Exercise
In the listing below, find every line with the string "comentários" and pull it out.

Records
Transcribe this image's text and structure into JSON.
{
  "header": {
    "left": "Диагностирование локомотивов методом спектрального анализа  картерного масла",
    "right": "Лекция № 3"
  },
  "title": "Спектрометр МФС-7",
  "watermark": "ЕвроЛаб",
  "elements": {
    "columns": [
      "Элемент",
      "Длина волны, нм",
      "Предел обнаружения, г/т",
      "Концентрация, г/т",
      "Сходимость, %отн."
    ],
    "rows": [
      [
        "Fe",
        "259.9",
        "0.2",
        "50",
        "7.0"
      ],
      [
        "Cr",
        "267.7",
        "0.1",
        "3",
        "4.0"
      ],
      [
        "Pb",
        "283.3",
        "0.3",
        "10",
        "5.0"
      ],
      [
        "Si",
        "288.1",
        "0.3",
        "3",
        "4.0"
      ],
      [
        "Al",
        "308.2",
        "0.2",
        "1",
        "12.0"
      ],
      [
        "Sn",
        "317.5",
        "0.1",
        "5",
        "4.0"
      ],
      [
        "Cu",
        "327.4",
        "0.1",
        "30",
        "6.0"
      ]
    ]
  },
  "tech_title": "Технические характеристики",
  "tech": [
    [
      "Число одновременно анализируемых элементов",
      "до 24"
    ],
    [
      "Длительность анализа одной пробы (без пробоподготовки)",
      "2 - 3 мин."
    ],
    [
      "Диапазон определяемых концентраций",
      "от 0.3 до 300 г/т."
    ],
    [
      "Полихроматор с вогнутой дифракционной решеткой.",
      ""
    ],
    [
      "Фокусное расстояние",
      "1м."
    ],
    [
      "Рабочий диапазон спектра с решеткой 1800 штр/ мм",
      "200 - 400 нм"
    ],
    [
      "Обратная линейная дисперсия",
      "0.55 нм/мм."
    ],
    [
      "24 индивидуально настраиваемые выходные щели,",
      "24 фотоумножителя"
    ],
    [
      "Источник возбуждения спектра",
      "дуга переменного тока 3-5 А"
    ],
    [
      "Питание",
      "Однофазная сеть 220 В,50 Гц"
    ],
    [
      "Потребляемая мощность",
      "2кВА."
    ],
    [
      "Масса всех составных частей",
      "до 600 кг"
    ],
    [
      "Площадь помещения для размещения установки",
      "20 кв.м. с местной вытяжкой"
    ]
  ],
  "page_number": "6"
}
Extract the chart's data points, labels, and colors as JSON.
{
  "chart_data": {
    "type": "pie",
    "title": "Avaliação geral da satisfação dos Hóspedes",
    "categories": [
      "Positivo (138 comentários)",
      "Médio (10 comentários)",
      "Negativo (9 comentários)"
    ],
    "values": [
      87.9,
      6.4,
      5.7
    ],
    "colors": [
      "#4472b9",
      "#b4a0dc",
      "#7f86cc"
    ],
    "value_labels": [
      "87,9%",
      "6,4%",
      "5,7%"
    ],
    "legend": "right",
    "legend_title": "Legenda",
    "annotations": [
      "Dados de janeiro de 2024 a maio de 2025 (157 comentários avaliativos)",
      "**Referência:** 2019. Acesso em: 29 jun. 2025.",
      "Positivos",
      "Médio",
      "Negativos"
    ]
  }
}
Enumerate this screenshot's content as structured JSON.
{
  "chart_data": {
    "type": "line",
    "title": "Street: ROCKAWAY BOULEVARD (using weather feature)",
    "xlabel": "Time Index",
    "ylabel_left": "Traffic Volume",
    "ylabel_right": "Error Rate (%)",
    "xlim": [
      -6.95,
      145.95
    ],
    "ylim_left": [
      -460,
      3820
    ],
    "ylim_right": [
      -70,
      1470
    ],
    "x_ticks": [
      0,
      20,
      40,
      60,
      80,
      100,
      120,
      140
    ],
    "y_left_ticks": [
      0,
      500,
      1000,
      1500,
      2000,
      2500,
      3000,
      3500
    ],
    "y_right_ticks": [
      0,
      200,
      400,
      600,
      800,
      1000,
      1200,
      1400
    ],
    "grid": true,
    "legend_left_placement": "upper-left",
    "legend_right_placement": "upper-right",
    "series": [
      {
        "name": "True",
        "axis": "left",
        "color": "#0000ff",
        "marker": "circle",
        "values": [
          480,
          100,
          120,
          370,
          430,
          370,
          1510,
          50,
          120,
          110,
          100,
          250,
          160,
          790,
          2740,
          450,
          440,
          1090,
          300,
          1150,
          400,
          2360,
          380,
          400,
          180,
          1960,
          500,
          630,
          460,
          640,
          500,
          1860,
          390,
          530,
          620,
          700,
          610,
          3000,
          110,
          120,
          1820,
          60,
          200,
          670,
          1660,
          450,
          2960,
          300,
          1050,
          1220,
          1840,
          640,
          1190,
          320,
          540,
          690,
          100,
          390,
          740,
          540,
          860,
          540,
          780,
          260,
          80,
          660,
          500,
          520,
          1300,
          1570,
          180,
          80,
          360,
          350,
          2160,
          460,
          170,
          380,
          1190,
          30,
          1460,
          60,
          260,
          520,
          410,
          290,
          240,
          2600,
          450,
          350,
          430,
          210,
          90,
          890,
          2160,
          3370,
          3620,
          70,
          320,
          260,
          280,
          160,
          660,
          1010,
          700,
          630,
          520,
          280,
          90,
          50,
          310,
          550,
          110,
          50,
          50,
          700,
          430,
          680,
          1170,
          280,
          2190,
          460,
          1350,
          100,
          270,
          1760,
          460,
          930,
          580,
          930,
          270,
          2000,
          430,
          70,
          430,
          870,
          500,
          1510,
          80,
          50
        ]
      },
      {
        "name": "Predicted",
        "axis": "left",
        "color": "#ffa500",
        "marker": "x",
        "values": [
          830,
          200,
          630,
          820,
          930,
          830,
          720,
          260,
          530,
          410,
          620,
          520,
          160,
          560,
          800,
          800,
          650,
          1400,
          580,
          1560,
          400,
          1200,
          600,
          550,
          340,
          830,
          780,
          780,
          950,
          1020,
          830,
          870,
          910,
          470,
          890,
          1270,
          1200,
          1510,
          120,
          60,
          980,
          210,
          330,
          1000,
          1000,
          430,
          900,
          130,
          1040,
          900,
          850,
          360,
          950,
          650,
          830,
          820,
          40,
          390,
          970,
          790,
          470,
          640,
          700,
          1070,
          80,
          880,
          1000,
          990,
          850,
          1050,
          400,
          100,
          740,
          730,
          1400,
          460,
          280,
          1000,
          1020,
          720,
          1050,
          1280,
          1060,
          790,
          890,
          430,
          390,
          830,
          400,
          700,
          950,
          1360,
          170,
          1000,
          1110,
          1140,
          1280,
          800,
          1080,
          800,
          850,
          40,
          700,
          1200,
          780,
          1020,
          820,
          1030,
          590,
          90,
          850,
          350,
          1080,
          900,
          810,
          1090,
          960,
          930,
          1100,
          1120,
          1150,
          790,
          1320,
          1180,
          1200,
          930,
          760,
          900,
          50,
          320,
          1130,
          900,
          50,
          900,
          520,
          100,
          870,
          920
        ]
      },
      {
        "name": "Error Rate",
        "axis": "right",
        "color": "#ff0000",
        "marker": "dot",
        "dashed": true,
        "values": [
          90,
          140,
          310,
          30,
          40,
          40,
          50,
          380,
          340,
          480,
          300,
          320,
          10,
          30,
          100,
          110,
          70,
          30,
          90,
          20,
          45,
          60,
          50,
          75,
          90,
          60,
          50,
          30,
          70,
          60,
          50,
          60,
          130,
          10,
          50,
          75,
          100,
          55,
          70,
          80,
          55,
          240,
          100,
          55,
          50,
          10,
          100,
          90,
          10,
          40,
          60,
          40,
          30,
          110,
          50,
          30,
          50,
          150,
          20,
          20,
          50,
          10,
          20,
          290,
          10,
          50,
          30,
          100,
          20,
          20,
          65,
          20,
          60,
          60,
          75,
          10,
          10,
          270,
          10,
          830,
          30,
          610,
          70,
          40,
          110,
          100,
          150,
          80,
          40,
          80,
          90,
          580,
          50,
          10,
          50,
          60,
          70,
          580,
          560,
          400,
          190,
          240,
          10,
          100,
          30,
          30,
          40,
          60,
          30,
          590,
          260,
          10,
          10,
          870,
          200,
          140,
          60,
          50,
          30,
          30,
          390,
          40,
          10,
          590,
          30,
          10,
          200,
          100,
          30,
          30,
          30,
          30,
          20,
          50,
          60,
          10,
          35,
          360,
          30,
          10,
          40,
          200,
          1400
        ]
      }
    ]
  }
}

Solution
      "Positivo (138 comentários)",
      "Médio (10 comentários)",
      "Negativo (9 comentários)"
      "Dados de janeiro de 2024 a maio de 2025 (157 comentários avaliativos)",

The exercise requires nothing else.